Data for the task >>

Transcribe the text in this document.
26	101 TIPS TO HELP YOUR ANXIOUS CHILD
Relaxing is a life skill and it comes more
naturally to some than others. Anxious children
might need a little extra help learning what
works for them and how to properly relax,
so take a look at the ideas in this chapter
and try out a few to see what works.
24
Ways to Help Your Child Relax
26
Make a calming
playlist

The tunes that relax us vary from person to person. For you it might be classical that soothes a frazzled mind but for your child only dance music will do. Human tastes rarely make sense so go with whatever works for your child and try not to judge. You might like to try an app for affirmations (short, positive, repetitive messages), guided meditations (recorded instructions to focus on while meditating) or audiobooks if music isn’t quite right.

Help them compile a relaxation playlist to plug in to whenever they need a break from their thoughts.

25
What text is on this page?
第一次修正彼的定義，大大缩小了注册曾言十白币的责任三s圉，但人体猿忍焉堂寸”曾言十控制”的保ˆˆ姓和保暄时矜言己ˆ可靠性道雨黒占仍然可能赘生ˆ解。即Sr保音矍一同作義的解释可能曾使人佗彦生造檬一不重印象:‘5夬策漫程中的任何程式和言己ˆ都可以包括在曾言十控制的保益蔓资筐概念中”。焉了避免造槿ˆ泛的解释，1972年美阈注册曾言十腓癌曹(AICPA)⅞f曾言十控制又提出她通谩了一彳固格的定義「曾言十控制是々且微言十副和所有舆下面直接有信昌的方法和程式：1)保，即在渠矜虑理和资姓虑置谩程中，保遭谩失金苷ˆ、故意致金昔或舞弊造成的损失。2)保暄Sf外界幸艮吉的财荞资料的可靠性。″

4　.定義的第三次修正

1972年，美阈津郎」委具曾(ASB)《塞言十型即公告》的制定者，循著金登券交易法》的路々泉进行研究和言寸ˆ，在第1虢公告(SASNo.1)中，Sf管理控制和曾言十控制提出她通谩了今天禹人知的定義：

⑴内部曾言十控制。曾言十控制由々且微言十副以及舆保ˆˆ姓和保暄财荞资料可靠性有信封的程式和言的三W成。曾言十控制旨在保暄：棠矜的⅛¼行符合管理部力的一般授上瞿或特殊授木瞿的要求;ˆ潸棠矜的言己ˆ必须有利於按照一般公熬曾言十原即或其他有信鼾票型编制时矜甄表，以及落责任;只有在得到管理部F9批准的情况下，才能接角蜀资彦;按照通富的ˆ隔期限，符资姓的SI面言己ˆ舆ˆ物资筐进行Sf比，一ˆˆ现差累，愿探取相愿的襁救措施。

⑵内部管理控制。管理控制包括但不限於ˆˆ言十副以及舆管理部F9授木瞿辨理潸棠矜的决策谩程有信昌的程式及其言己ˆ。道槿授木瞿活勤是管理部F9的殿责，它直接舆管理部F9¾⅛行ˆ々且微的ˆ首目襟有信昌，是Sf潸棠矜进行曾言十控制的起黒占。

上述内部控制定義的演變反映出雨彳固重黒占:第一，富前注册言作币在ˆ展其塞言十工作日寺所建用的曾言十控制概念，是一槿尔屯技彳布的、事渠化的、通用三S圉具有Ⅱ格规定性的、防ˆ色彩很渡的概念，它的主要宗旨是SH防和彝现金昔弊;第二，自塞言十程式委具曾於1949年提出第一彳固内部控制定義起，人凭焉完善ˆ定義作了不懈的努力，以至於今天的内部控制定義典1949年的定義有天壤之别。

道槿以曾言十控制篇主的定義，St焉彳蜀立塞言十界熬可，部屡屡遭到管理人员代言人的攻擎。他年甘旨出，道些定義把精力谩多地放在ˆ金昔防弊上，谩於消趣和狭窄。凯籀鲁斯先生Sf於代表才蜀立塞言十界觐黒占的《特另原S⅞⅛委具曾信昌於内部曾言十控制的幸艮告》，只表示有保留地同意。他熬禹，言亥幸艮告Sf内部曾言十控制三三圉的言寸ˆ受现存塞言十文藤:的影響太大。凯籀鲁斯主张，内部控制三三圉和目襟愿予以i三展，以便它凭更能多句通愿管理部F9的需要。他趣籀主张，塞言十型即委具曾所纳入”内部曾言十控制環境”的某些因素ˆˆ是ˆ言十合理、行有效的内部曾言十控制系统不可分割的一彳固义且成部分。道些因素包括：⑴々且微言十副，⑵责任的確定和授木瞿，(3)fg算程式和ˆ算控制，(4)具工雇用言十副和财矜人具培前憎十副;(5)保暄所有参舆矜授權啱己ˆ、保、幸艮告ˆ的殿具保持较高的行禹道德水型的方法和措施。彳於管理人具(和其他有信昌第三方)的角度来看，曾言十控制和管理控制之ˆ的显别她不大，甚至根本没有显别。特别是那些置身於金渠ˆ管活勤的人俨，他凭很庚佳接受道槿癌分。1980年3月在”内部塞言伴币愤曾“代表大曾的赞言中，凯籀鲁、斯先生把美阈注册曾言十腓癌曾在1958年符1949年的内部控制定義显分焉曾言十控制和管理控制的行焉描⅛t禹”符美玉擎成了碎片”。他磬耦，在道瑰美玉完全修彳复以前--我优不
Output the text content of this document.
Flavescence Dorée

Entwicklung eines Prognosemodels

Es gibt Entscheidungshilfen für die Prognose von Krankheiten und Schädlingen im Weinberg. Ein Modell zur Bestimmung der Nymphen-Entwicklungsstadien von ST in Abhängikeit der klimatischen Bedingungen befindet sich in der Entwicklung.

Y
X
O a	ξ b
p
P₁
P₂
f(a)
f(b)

To do >> Word for word, restate all of the data shown above.

Right answer >>
Transcribe the text in this document.
26	101 TIPS TO HELP YOUR ANXIOUS CHILD
Relaxing is a life skill and it comes more
naturally to some than others. Anxious children
might need a little extra help learning what
works for them and how to properly relax,
so take a look at the ideas in this chapter
and try out a few to see what works.
24
Ways to Help Your Child Relax
26
Make a calming
playlist

The tunes that relax us vary from person to person. For you it might be classical that soothes a frazzled mind but for your child only dance music will do. Human tastes rarely make sense so go with whatever works for your child and try not to judge. You might like to try an app for affirmations (short, positive, repetitive messages), guided meditations (recorded instructions to focus on while meditating) or audiobooks if music isn’t quite right.

Help them compile a relaxation playlist to plug in to whenever they need a break from their thoughts.

25
What text is on this page?
第一次修正彼的定義，大大缩小了注册曾言十白币的责任三s圉，但人体猿忍焉堂寸”曾言十控制”的保ˆˆ姓和保暄时矜言己ˆ可靠性道雨黒占仍然可能赘生ˆ解。即Sr保音矍一同作義的解释可能曾使人佗彦生造檬一不重印象:‘5夬策漫程中的任何程式和言己ˆ都可以包括在曾言十控制的保益蔓资筐概念中”。焉了避免造槿ˆ泛的解释，1972年美阈注册曾言十腓癌曹(AICPA)⅞f曾言十控制又提出她通谩了一彳固格的定義「曾言十控制是々且微言十副和所有舆下面直接有信昌的方法和程式：1)保，即在渠矜虑理和资姓虑置谩程中，保遭谩失金苷ˆ、故意致金昔或舞弊造成的损失。2)保暄Sf外界幸艮吉的财荞资料的可靠性。″

4　.定義的第三次修正

1972年，美阈津郎」委具曾(ASB)《塞言十型即公告》的制定者，循著金登券交易法》的路々泉进行研究和言寸ˆ，在第1虢公告(SASNo.1)中，Sf管理控制和曾言十控制提出她通谩了今天禹人知的定義：

⑴内部曾言十控制。曾言十控制由々且微言十副以及舆保ˆˆ姓和保暄财荞资料可靠性有信封的程式和言的三W成。曾言十控制旨在保暄：棠矜的⅛¼行符合管理部力的一般授上瞿或特殊授木瞿的要求;ˆ潸棠矜的言己ˆ必须有利於按照一般公熬曾言十原即或其他有信鼾票型编制时矜甄表，以及落责任;只有在得到管理部F9批准的情况下，才能接角蜀资彦;按照通富的ˆ隔期限，符资姓的SI面言己ˆ舆ˆ物资筐进行Sf比，一ˆˆ现差累，愿探取相愿的襁救措施。

⑵内部管理控制。管理控制包括但不限於ˆˆ言十副以及舆管理部F9授木瞿辨理潸棠矜的决策谩程有信昌的程式及其言己ˆ。道槿授木瞿活勤是管理部F9的殿责，它直接舆管理部F9¾⅛行ˆ々且微的ˆ首目襟有信昌，是Sf潸棠矜进行曾言十控制的起黒占。

上述内部控制定義的演變反映出雨彳固重黒占:第一，富前注册言作币在ˆ展其塞言十工作日寺所建用的曾言十控制概念，是一槿尔屯技彳布的、事渠化的、通用三S圉具有Ⅱ格规定性的、防ˆ色彩很渡的概念，它的主要宗旨是SH防和彝现金昔弊;第二，自塞言十程式委具曾於1949年提出第一彳固内部控制定義起，人凭焉完善ˆ定義作了不懈的努力，以至於今天的内部控制定義典1949年的定義有天壤之别。

道槿以曾言十控制篇主的定義，St焉彳蜀立塞言十界熬可，部屡屡遭到管理人员代言人的攻擎。他年甘旨出，道些定義把精力谩多地放在ˆ金昔防弊上，谩於消趣和狭窄。凯籀鲁斯先生Sf於代表才蜀立塞言十界觐黒占的《特另原S⅞⅛委具曾信昌於内部曾言十控制的幸艮告》，只表示有保留地同意。他熬禹，言亥幸艮告Sf内部曾言十控制三三圉的言寸ˆ受现存塞言十文藤:的影響太大。凯籀鲁斯主张，内部控制三三圉和目襟愿予以i三展，以便它凭更能多句通愿管理部F9的需要。他趣籀主张，塞言十型即委具曾所纳入”内部曾言十控制環境”的某些因素ˆˆ是ˆ言十合理、行有效的内部曾言十控制系统不可分割的一彳固义且成部分。道些因素包括：⑴々且微言十副，⑵责任的確定和授木瞿，(3)fg算程式和ˆ算控制，(4)具工雇用言十副和财矜人具培前憎十副;(5)保暄所有参舆矜授權啱己ˆ、保、幸艮告ˆ的殿具保持较高的行禹道德水型的方法和措施。彳於管理人具(和其他有信昌第三方)的角度来看，曾言十控制和管理控制之ˆ的显别她不大，甚至根本没有显别。特别是那些置身於金渠ˆ管活勤的人俨，他凭很庚佳接受道槿癌分。1980年3月在”内部塞言伴币愤曾“代表大曾的赞言中，凯籀鲁、斯先生把美阈注册曾言十腓癌曾在1958年符1949年的内部控制定義显分焉曾言十控制和管理控制的行焉描⅛t禹”符美玉擎成了碎片”。他磬耦，在道瑰美玉完全修彳复以前--我优不
Output the text content of this document.
Flavescence Dorée

Entwicklung eines Prognosemodels

Es gibt Entscheidungshilfen für die Prognose von Krankheiten und Schädlingen im Weinberg. Ein Modell zur Bestimmung der Nymphen-Entwicklungsstadien von ST in Abhängikeit der klimatischen Bedingungen befindet sich in der Entwicklung.

Y
X
O a	ξ b
p
P₁
P₂
f(a)
f(b)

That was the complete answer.